### Objective
Pull out every line with the word "Oracle" from the entries below.

[Stored data entries]
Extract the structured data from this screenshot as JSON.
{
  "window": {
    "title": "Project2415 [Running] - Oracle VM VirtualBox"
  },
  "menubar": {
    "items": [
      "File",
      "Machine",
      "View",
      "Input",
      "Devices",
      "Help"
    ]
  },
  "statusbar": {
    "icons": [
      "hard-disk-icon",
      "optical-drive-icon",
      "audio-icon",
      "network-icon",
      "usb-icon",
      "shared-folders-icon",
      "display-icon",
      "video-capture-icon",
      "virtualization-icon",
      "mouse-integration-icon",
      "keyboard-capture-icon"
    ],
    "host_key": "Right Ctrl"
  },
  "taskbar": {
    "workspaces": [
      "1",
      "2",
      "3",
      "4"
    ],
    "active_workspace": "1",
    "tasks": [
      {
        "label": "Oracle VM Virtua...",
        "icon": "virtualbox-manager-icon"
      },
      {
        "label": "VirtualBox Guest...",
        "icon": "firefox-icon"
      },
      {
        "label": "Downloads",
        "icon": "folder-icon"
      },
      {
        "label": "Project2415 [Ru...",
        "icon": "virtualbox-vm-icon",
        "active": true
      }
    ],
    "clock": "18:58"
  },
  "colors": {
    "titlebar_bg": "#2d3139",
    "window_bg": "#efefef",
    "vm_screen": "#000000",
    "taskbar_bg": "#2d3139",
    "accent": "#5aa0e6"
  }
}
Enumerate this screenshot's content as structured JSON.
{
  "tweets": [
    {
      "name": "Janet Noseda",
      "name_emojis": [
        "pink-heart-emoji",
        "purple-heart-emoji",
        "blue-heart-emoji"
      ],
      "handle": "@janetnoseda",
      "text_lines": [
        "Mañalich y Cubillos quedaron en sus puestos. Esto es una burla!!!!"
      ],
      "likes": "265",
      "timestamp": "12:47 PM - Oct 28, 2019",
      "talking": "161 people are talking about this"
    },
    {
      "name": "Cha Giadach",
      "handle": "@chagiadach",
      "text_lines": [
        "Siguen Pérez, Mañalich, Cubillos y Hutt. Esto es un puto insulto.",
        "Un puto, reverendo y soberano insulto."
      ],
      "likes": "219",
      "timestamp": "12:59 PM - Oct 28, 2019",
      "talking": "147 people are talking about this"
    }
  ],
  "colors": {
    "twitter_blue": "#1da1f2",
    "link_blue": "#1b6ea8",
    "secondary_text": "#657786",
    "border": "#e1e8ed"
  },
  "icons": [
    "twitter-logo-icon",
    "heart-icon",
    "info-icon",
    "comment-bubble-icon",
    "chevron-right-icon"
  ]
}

### Answer to this task
    "title": "Project2415 [Running] - Oracle VM VirtualBox"
        "label": "Oracle VM Virtua...",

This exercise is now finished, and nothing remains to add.